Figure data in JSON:

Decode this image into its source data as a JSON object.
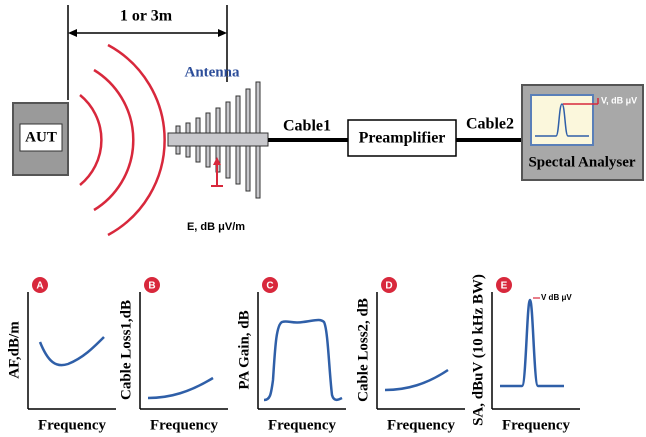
{
  "top": {
    "distance": "1 or 3m",
    "antenna": "Antenna",
    "aut": "AUT",
    "cable1": "Cable1",
    "preamplifier": "Preamplifier",
    "cable2": "Cable2",
    "analyser": "Spectal Analyser",
    "screen_label": "V, dB μV",
    "field_label": "E, dB μV/m"
  },
  "panels": [
    {
      "letter": "A",
      "ylabel": "AF,dB/m",
      "xlabel": "Frequency"
    },
    {
      "letter": "B",
      "ylabel": "Cable Loss1,dB",
      "xlabel": "Frequency"
    },
    {
      "letter": "C",
      "ylabel": "PA Gain, dB",
      "xlabel": "Frequency"
    },
    {
      "letter": "D",
      "ylabel": "Cable Loss2, dB",
      "xlabel": "Frequency"
    },
    {
      "letter": "E",
      "ylabel": "SA, dBuV (10 kHz BW)",
      "xlabel": "Frequency",
      "annotation": "V dB μV"
    }
  ]
}
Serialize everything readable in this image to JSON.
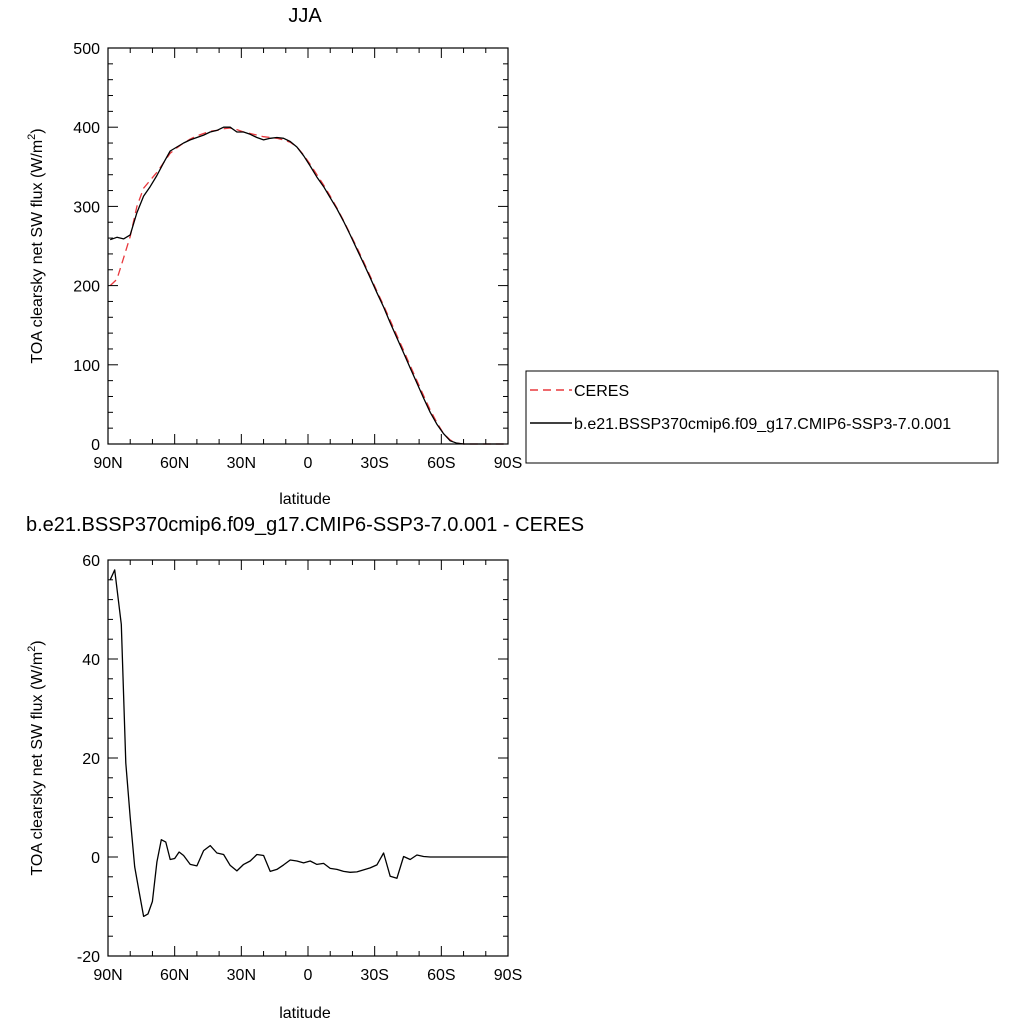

* _WHAT YOU SHOULD DO_:
Every line above should be returned exactly; the pictures stay out.

* _IN RESPONSE_:
Decode this image into its source data as a JSON object.
{
  "top": {
    "distance": "1 or 3m",
    "antenna": "Antenna",
    "aut": "AUT",
    "cable1": "Cable1",
    "preamplifier": "Preamplifier",
    "cable2": "Cable2",
    "analyser": "Spectal Analyser",
    "screen_label": "V, dB μV",
    "field_label": "E, dB μV/m"
  },
  "panels": [
    {
      "letter": "A",
      "ylabel": "AF,dB/m",
      "xlabel": "Frequency"
    },
    {
      "letter": "B",
      "ylabel": "Cable Loss1,dB",
      "xlabel": "Frequency"
    },
    {
      "letter": "C",
      "ylabel": "PA Gain, dB",
      "xlabel": "Frequency"
    },
    {
      "letter": "D",
      "ylabel": "Cable Loss2, dB",
      "xlabel": "Frequency"
    },
    {
      "letter": "E",
      "ylabel": "SA, dBuV (10 kHz BW)",
      "xlabel": "Frequency",
      "annotation": "V dB μV"
    }
  ]
}
Serialize everything readable in this image to JSON.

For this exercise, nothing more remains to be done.